Repeat the data word for word. Do not include the pictures.

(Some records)

---

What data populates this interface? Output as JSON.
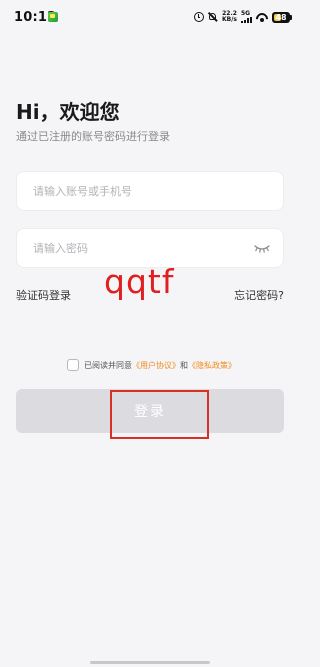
{
  "status_bar": {
    "time": "10:12",
    "net_speed_value": "22.2",
    "net_speed_unit": "KB/s",
    "signal_label": "5G",
    "battery_level": "48",
    "battery_fraction": 0.48
  },
  "login": {
    "greeting": "Hi，欢迎您",
    "subtitle": "通过已注册的账号密码进行登录",
    "account_placeholder": "请输入账号或手机号",
    "password_placeholder": "请输入密码",
    "sms_login_label": "验证码登录",
    "forgot_password_label": "忘记密码?",
    "agreement": {
      "prefix": "已阅读并同意",
      "user_agreement": "《用户协议》",
      "conjunction": "和",
      "privacy_policy": "《隐私政策》"
    },
    "login_button_label": "登录"
  },
  "annotation": {
    "text": "qqtf"
  },
  "colors": {
    "background": "#f5f5f7",
    "link_accent": "#f08c1e",
    "button_disabled": "#dcdce0",
    "annotation_red": "#e02020"
  }
}
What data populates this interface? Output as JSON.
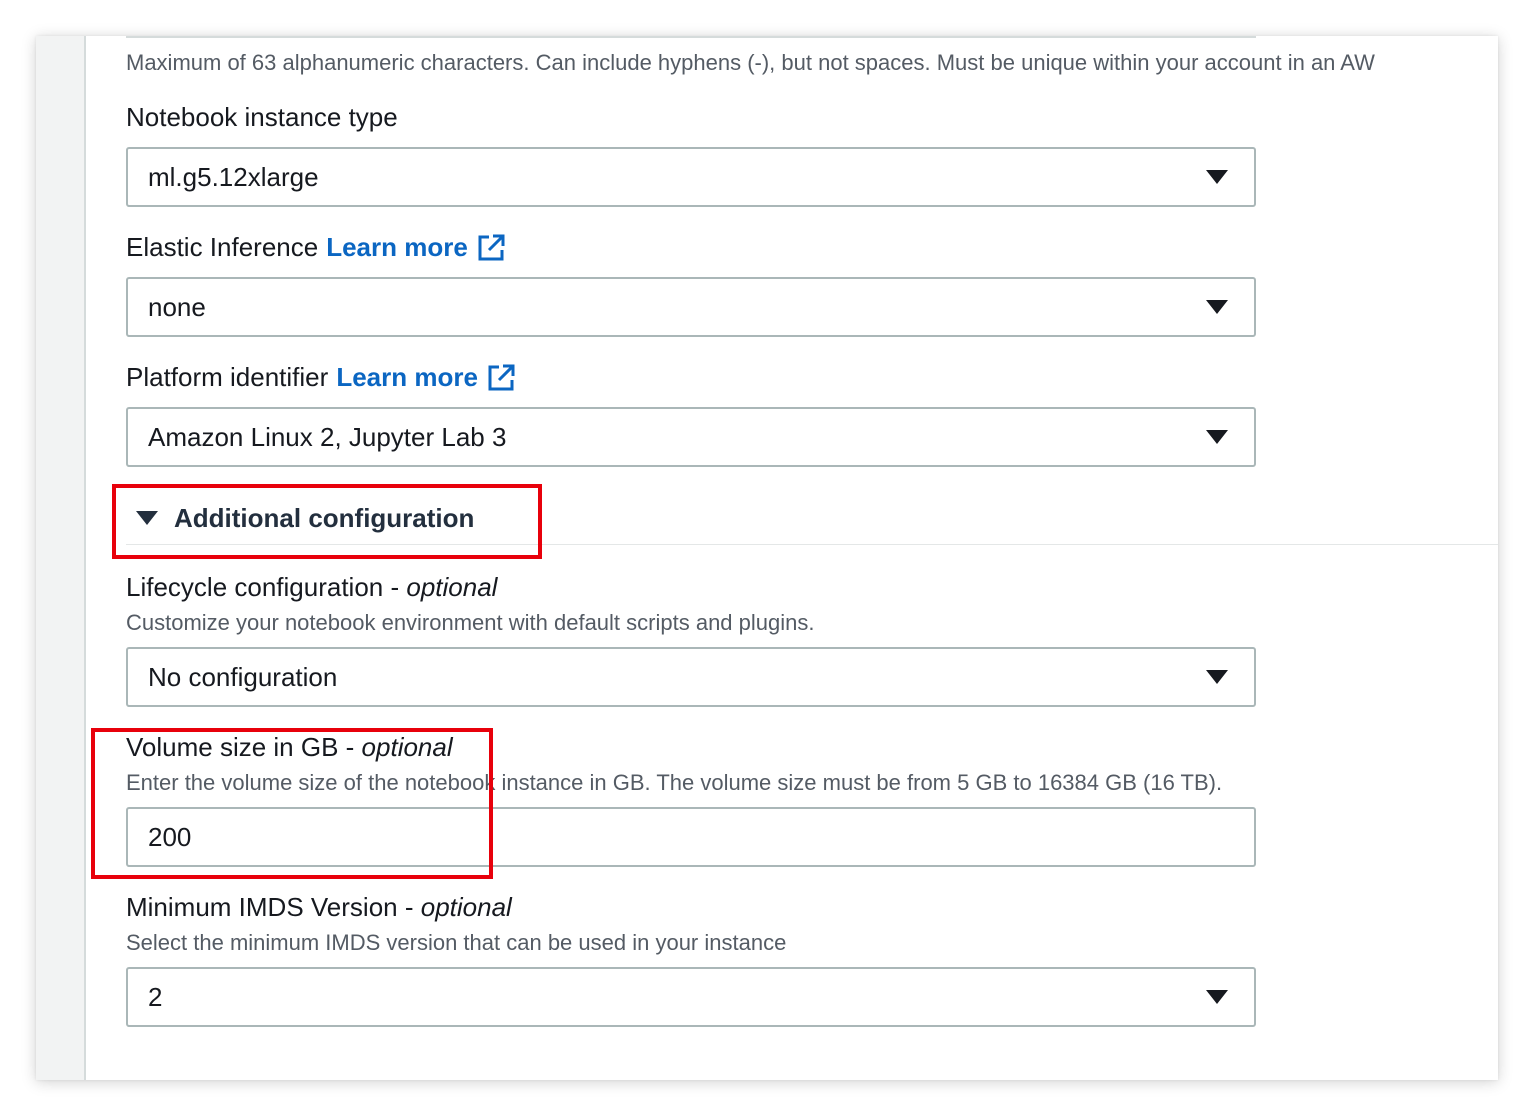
{
  "name_hint": "Maximum of 63 alphanumeric characters. Can include hyphens (-), but not spaces. Must be unique within your account in an AW",
  "instance_type": {
    "label": "Notebook instance type",
    "value": "ml.g5.12xlarge"
  },
  "elastic_inference": {
    "label": "Elastic Inference",
    "link": "Learn more",
    "value": "none"
  },
  "platform": {
    "label": "Platform identifier",
    "link": "Learn more",
    "value": "Amazon Linux 2, Jupyter Lab 3"
  },
  "additional_config": {
    "label": "Additional configuration"
  },
  "lifecycle": {
    "label": "Lifecycle configuration - ",
    "optional": "optional",
    "hint": "Customize your notebook environment with default scripts and plugins.",
    "value": "No configuration"
  },
  "volume": {
    "label": "Volume size in GB - ",
    "optional": "optional",
    "hint": "Enter the volume size of the notebook instance in GB. The volume size must be from 5 GB to 16384 GB (16 TB).",
    "value": "200"
  },
  "imds": {
    "label": "Minimum IMDS Version - ",
    "optional": "optional",
    "hint": "Select the minimum IMDS version that can be used in your instance",
    "value": "2"
  },
  "colors": {
    "link": "#0b66c2",
    "highlight": "#e8000b",
    "field_border": "#aab7b8"
  }
}
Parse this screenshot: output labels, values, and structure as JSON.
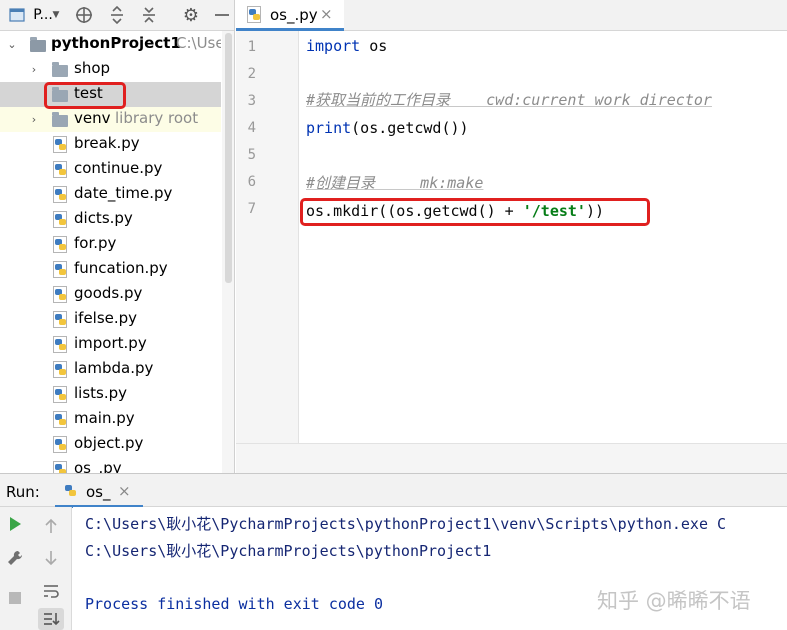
{
  "project_toolbar": {
    "view_label": "P...",
    "view_dropdown_icon": "chevron-down-icon",
    "icons": [
      "crosshair-icon",
      "expand-all-icon",
      "collapse-all-icon",
      "gear-icon",
      "minimize-icon"
    ]
  },
  "tree": {
    "root": {
      "name": "pythonProject1",
      "path_hint": "C:\\Users"
    },
    "items": [
      {
        "name": "shop",
        "type": "folder"
      },
      {
        "name": "test",
        "type": "folder"
      },
      {
        "name": "venv",
        "type": "folder",
        "hint": "library root"
      },
      {
        "name": "break.py",
        "type": "py"
      },
      {
        "name": "continue.py",
        "type": "py"
      },
      {
        "name": "date_time.py",
        "type": "py"
      },
      {
        "name": "dicts.py",
        "type": "py"
      },
      {
        "name": "for.py",
        "type": "py"
      },
      {
        "name": "funcation.py",
        "type": "py"
      },
      {
        "name": "goods.py",
        "type": "py"
      },
      {
        "name": "ifelse.py",
        "type": "py"
      },
      {
        "name": "import.py",
        "type": "py"
      },
      {
        "name": "lambda.py",
        "type": "py"
      },
      {
        "name": "lists.py",
        "type": "py"
      },
      {
        "name": "main.py",
        "type": "py"
      },
      {
        "name": "object.py",
        "type": "py"
      },
      {
        "name": "os_.py",
        "type": "py"
      }
    ]
  },
  "editor": {
    "tab": {
      "label": "os_.py",
      "close": "×"
    },
    "line_numbers": [
      "1",
      "2",
      "3",
      "4",
      "5",
      "6",
      "7"
    ],
    "code": {
      "l1_kw": "import",
      "l1_rest": " os",
      "l3_comment": "#获取当前的工作目录    cwd:current work director",
      "l4_kw": "print",
      "l4_rest": "(os.getcwd())",
      "l6_comment": "#创建目录     mk:make",
      "l7_pre": "os.mkdir((os.getcwd() + ",
      "l7_str": "'/test'",
      "l7_post": "))"
    }
  },
  "run": {
    "label": "Run:",
    "tab_label": "os_",
    "tab_close": "×",
    "side_icons": [
      "play-icon",
      "wrench-icon",
      "stop-icon",
      "scroll-up-icon",
      "scroll-down-icon",
      "soft-wrap-icon",
      "scroll-to-end-icon"
    ],
    "console": [
      "C:\\Users\\耿小花\\PycharmProjects\\pythonProject1\\venv\\Scripts\\python.exe C",
      "C:\\Users\\耿小花\\PycharmProjects\\pythonProject1",
      "",
      "Process finished with exit code 0"
    ]
  },
  "watermark": "知乎 @晞晞不语",
  "colors": {
    "highlight": "#e0201f",
    "tab_underline": "#4083c9",
    "keyword": "#0033b3",
    "string": "#067d17",
    "comment": "#8c8c8c"
  }
}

---

Exercise response
What data populates this interface? Output as JSON.
{
  "status_bar": {
    "time": "10:12",
    "net_speed_value": "22.2",
    "net_speed_unit": "KB/s",
    "signal_label": "5G",
    "battery_level": "48",
    "battery_fraction": 0.48
  },
  "login": {
    "greeting": "Hi，欢迎您",
    "subtitle": "通过已注册的账号密码进行登录",
    "account_placeholder": "请输入账号或手机号",
    "password_placeholder": "请输入密码",
    "sms_login_label": "验证码登录",
    "forgot_password_label": "忘记密码?",
    "agreement": {
      "prefix": "已阅读并同意",
      "user_agreement": "《用户协议》",
      "conjunction": "和",
      "privacy_policy": "《隐私政策》"
    },
    "login_button_label": "登录"
  },
  "annotation": {
    "text": "qqtf"
  },
  "colors": {
    "background": "#f5f5f7",
    "link_accent": "#f08c1e",
    "button_disabled": "#dcdce0",
    "annotation_red": "#e02020"
  }
}
What data populates this interface? Output as JSON.
{
  "name_hint": "Maximum of 63 alphanumeric characters. Can include hyphens (-), but not spaces. Must be unique within your account in an AW",
  "instance_type": {
    "label": "Notebook instance type",
    "value": "ml.g5.12xlarge"
  },
  "elastic_inference": {
    "label": "Elastic Inference",
    "link": "Learn more",
    "value": "none"
  },
  "platform": {
    "label": "Platform identifier",
    "link": "Learn more",
    "value": "Amazon Linux 2, Jupyter Lab 3"
  },
  "additional_config": {
    "label": "Additional configuration"
  },
  "lifecycle": {
    "label": "Lifecycle configuration - ",
    "optional": "optional",
    "hint": "Customize your notebook environment with default scripts and plugins.",
    "value": "No configuration"
  },
  "volume": {
    "label": "Volume size in GB - ",
    "optional": "optional",
    "hint": "Enter the volume size of the notebook instance in GB. The volume size must be from 5 GB to 16384 GB (16 TB).",
    "value": "200"
  },
  "imds": {
    "label": "Minimum IMDS Version - ",
    "optional": "optional",
    "hint": "Select the minimum IMDS version that can be used in your instance",
    "value": "2"
  },
  "colors": {
    "link": "#0b66c2",
    "highlight": "#e8000b",
    "field_border": "#aab7b8"
  }
}
Parse this screenshot: output labels, values, and structure as JSON.
{
  "project_toolbar": {
    "view_label": "P...",
    "view_dropdown_icon": "chevron-down-icon",
    "icons": [
      "crosshair-icon",
      "expand-all-icon",
      "collapse-all-icon",
      "gear-icon",
      "minimize-icon"
    ]
  },
  "tree": {
    "root": {
      "name": "pythonProject1",
      "path_hint": "C:\\Users"
    },
    "items": [
      {
        "name": "shop",
        "type": "folder"
      },
      {
        "name": "test",
        "type": "folder"
      },
      {
        "name": "venv",
        "type": "folder",
        "hint": "library root"
      },
      {
        "name": "break.py",
        "type": "py"
      },
      {
        "name": "continue.py",
        "type": "py"
      },
      {
        "name": "date_time.py",
        "type": "py"
      },
      {
        "name": "dicts.py",
        "type": "py"
      },
      {
        "name": "for.py",
        "type": "py"
      },
      {
        "name": "funcation.py",
        "type": "py"
      },
      {
        "name": "goods.py",
        "type": "py"
      },
      {
        "name": "ifelse.py",
        "type": "py"
      },
      {
        "name": "import.py",
        "type": "py"
      },
      {
        "name": "lambda.py",
        "type": "py"
      },
      {
        "name": "lists.py",
        "type": "py"
      },
      {
        "name": "main.py",
        "type": "py"
      },
      {
        "name": "object.py",
        "type": "py"
      },
      {
        "name": "os_.py",
        "type": "py"
      }
    ]
  },
  "editor": {
    "tab": {
      "label": "os_.py",
      "close": "×"
    },
    "line_numbers": [
      "1",
      "2",
      "3",
      "4",
      "5",
      "6",
      "7"
    ],
    "code": {
      "l1_kw": "import",
      "l1_rest": " os",
      "l3_comment": "#获取当前的工作目录    cwd:current work director",
      "l4_kw": "print",
      "l4_rest": "(os.getcwd())",
      "l6_comment": "#创建目录     mk:make",
      "l7_pre": "os.mkdir((os.getcwd() + ",
      "l7_str": "'/test'",
      "l7_post": "))"
    }
  },
  "run": {
    "label": "Run:",
    "tab_label": "os_",
    "tab_close": "×",
    "side_icons": [
      "play-icon",
      "wrench-icon",
      "stop-icon",
      "scroll-up-icon",
      "scroll-down-icon",
      "soft-wrap-icon",
      "scroll-to-end-icon"
    ],
    "console": [
      "C:\\Users\\耿小花\\PycharmProjects\\pythonProject1\\venv\\Scripts\\python.exe C",
      "C:\\Users\\耿小花\\PycharmProjects\\pythonProject1",
      "",
      "Process finished with exit code 0"
    ]
  },
  "watermark": "知乎 @晞晞不语",
  "colors": {
    "highlight": "#e0201f",
    "tab_underline": "#4083c9",
    "keyword": "#0033b3",
    "string": "#067d17",
    "comment": "#8c8c8c"
  }
}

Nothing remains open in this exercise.